──────── PROVIDED DATA ────────

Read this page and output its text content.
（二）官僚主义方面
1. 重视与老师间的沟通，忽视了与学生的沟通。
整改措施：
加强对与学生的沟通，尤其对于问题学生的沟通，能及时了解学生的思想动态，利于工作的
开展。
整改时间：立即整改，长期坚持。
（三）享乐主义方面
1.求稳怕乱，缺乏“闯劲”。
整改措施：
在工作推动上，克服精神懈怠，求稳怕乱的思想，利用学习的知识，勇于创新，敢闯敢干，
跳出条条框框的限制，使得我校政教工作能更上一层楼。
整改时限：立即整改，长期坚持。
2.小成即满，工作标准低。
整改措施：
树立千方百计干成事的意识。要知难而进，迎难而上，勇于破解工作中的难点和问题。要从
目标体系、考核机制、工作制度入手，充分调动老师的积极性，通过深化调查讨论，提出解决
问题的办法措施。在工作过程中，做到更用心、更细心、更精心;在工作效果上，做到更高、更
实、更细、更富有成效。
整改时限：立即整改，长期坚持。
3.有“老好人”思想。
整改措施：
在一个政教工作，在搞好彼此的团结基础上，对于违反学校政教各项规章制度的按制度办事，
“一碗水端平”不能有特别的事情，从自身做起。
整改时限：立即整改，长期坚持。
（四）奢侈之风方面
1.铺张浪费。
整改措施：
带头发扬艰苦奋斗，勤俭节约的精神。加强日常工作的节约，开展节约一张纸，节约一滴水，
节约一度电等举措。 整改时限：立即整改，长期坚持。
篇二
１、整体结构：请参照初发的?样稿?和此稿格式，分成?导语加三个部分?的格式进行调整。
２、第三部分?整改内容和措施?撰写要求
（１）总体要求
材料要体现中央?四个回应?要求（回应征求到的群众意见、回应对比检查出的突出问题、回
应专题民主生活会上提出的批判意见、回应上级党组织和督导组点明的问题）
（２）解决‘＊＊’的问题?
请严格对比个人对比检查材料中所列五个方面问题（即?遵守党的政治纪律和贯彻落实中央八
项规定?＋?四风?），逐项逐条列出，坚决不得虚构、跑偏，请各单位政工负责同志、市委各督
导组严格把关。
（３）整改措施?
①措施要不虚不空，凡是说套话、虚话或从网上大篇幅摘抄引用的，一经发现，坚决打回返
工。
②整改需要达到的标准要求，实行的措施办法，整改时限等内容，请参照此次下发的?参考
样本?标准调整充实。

────────

WRITTEN REQUEST: The data above must be returned in full, exactly as written.

WRITTEN ANSWER:
Read this page and output its text content.
（二）官僚主义方面
1. 重视与老师间的沟通，忽视了与学生的沟通。
整改措施：
加强对与学生的沟通，尤其对于问题学生的沟通，能及时了解学生的思想动态，利于工作的
开展。
整改时间：立即整改，长期坚持。
（三）享乐主义方面
1.求稳怕乱，缺乏“闯劲”。
整改措施：
在工作推动上，克服精神懈怠，求稳怕乱的思想，利用学习的知识，勇于创新，敢闯敢干，
跳出条条框框的限制，使得我校政教工作能更上一层楼。
整改时限：立即整改，长期坚持。
2.小成即满，工作标准低。
整改措施：
树立千方百计干成事的意识。要知难而进，迎难而上，勇于破解工作中的难点和问题。要从
目标体系、考核机制、工作制度入手，充分调动老师的积极性，通过深化调查讨论，提出解决
问题的办法措施。在工作过程中，做到更用心、更细心、更精心;在工作效果上，做到更高、更
实、更细、更富有成效。
整改时限：立即整改，长期坚持。
3.有“老好人”思想。
整改措施：
在一个政教工作，在搞好彼此的团结基础上，对于违反学校政教各项规章制度的按制度办事，
“一碗水端平”不能有特别的事情，从自身做起。
整改时限：立即整改，长期坚持。
（四）奢侈之风方面
1.铺张浪费。
整改措施：
带头发扬艰苦奋斗，勤俭节约的精神。加强日常工作的节约，开展节约一张纸，节约一滴水，
节约一度电等举措。 整改时限：立即整改，长期坚持。
篇二
１、整体结构：请参照初发的?样稿?和此稿格式，分成?导语加三个部分?的格式进行调整。
２、第三部分?整改内容和措施?撰写要求
（１）总体要求
材料要体现中央?四个回应?要求（回应征求到的群众意见、回应对比检查出的突出问题、回
应专题民主生活会上提出的批判意见、回应上级党组织和督导组点明的问题）
（２）解决‘＊＊’的问题?
请严格对比个人对比检查材料中所列五个方面问题（即?遵守党的政治纪律和贯彻落实中央八
项规定?＋?四风?），逐项逐条列出，坚决不得虚构、跑偏，请各单位政工负责同志、市委各督
导组严格把关。
（３）整改措施?
①措施要不虚不空，凡是说套话、虚话或从网上大篇幅摘抄引用的，一经发现，坚决打回返
工。
②整改需要达到的标准要求，实行的措施办法，整改时限等内容，请参照此次下发的?参考
样本?标准调整充实。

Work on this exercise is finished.